Content starts
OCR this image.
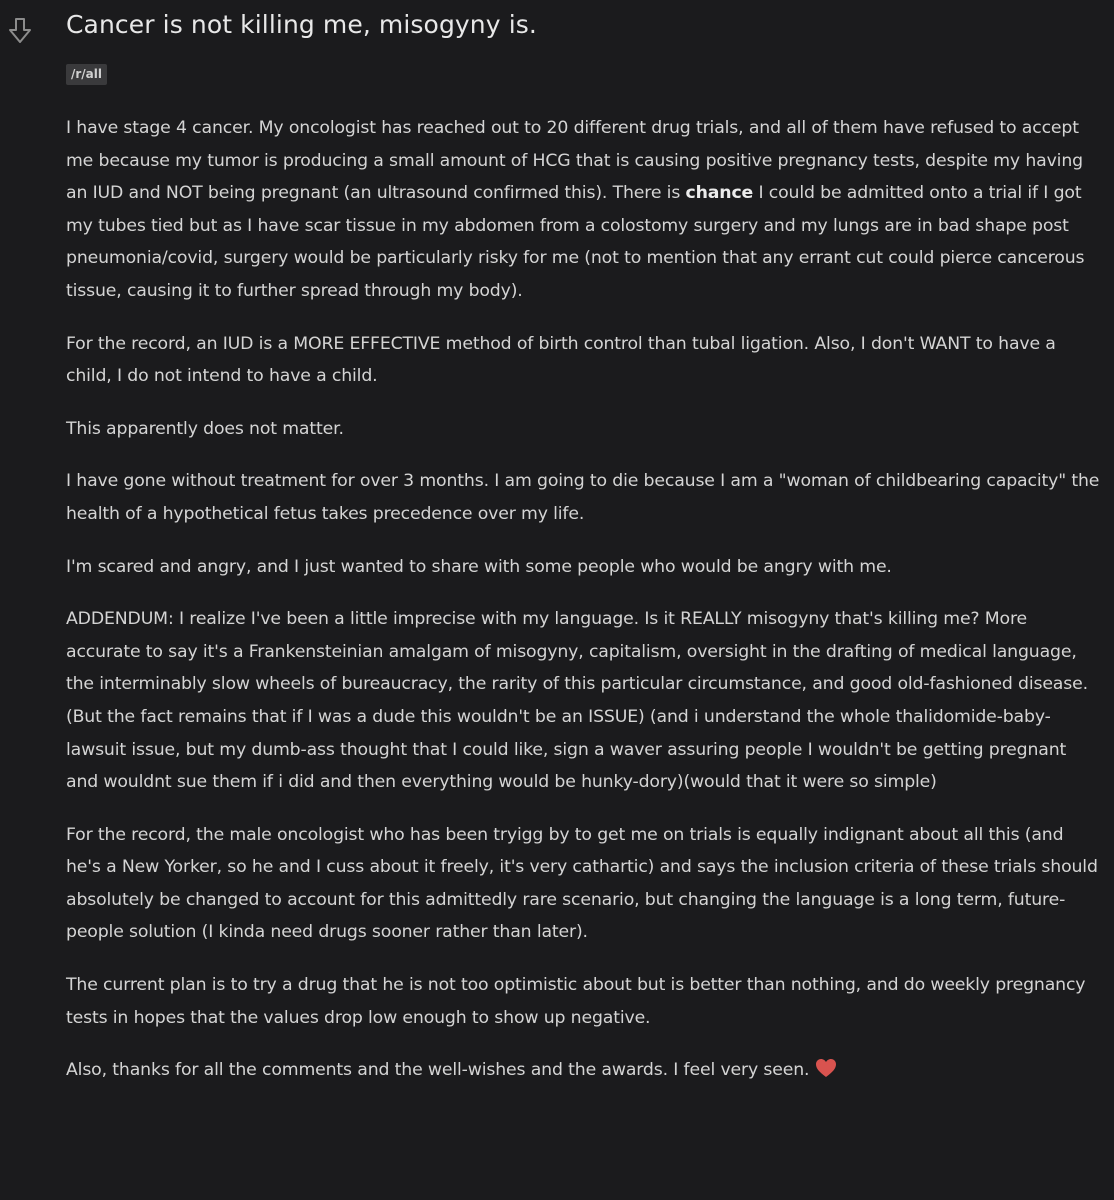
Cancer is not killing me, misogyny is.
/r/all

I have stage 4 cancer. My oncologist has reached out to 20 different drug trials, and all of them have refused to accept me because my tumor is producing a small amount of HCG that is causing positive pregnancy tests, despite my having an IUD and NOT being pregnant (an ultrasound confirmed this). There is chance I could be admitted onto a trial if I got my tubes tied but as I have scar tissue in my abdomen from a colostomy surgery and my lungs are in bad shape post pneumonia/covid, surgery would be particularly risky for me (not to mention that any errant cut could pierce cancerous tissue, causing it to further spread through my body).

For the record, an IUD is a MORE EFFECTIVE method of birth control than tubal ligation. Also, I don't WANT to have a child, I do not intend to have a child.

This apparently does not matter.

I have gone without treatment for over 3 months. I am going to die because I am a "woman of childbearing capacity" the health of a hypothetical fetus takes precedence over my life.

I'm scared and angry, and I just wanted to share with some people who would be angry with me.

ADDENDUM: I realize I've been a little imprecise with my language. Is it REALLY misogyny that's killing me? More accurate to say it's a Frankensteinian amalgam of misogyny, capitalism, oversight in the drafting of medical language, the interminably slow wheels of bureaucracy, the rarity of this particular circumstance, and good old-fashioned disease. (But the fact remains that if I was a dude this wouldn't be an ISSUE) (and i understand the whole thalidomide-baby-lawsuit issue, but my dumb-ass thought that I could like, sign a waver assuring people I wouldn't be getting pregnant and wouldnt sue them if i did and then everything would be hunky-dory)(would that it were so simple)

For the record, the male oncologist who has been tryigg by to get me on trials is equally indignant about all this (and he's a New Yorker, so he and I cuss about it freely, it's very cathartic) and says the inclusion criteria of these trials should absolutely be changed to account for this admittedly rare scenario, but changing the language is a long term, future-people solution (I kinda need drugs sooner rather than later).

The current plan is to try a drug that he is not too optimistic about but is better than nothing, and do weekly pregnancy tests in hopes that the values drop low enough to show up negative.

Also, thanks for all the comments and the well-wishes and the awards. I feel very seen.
Content ends
* [WHAT YOU HAVE TO DO]
When you return the records, keep every word unchanged and drop the pictures.

* [RESPONSE BOX]
OCR this image.
Cancer is not killing me, misogyny is.
/r/all

I have stage 4 cancer. My oncologist has reached out to 20 different drug trials, and all of them have refused to accept me because my tumor is producing a small amount of HCG that is causing positive pregnancy tests, despite my having an IUD and NOT being pregnant (an ultrasound confirmed this). There is chance I could be admitted onto a trial if I got my tubes tied but as I have scar tissue in my abdomen from a colostomy surgery and my lungs are in bad shape post pneumonia/covid, surgery would be particularly risky for me (not to mention that any errant cut could pierce cancerous tissue, causing it to further spread through my body).

For the record, an IUD is a MORE EFFECTIVE method of birth control than tubal ligation. Also, I don't WANT to have a child, I do not intend to have a child.

This apparently does not matter.

I have gone without treatment for over 3 months. I am going to die because I am a "woman of childbearing capacity" the health of a hypothetical fetus takes precedence over my life.

I'm scared and angry, and I just wanted to share with some people who would be angry with me.

ADDENDUM: I realize I've been a little imprecise with my language. Is it REALLY misogyny that's killing me? More accurate to say it's a Frankensteinian amalgam of misogyny, capitalism, oversight in the drafting of medical language, the interminably slow wheels of bureaucracy, the rarity of this particular circumstance, and good old-fashioned disease. (But the fact remains that if I was a dude this wouldn't be an ISSUE) (and i understand the whole thalidomide-baby-lawsuit issue, but my dumb-ass thought that I could like, sign a waver assuring people I wouldn't be getting pregnant and wouldnt sue them if i did and then everything would be hunky-dory)(would that it were so simple)

For the record, the male oncologist who has been tryigg by to get me on trials is equally indignant about all this (and he's a New Yorker, so he and I cuss about it freely, it's very cathartic) and says the inclusion criteria of these trials should absolutely be changed to account for this admittedly rare scenario, but changing the language is a long term, future-people solution (I kinda need drugs sooner rather than later).

The current plan is to try a drug that he is not too optimistic about but is better than nothing, and do weekly pregnancy tests in hopes that the values drop low enough to show up negative.

Also, thanks for all the comments and the well-wishes and the awards. I feel very seen.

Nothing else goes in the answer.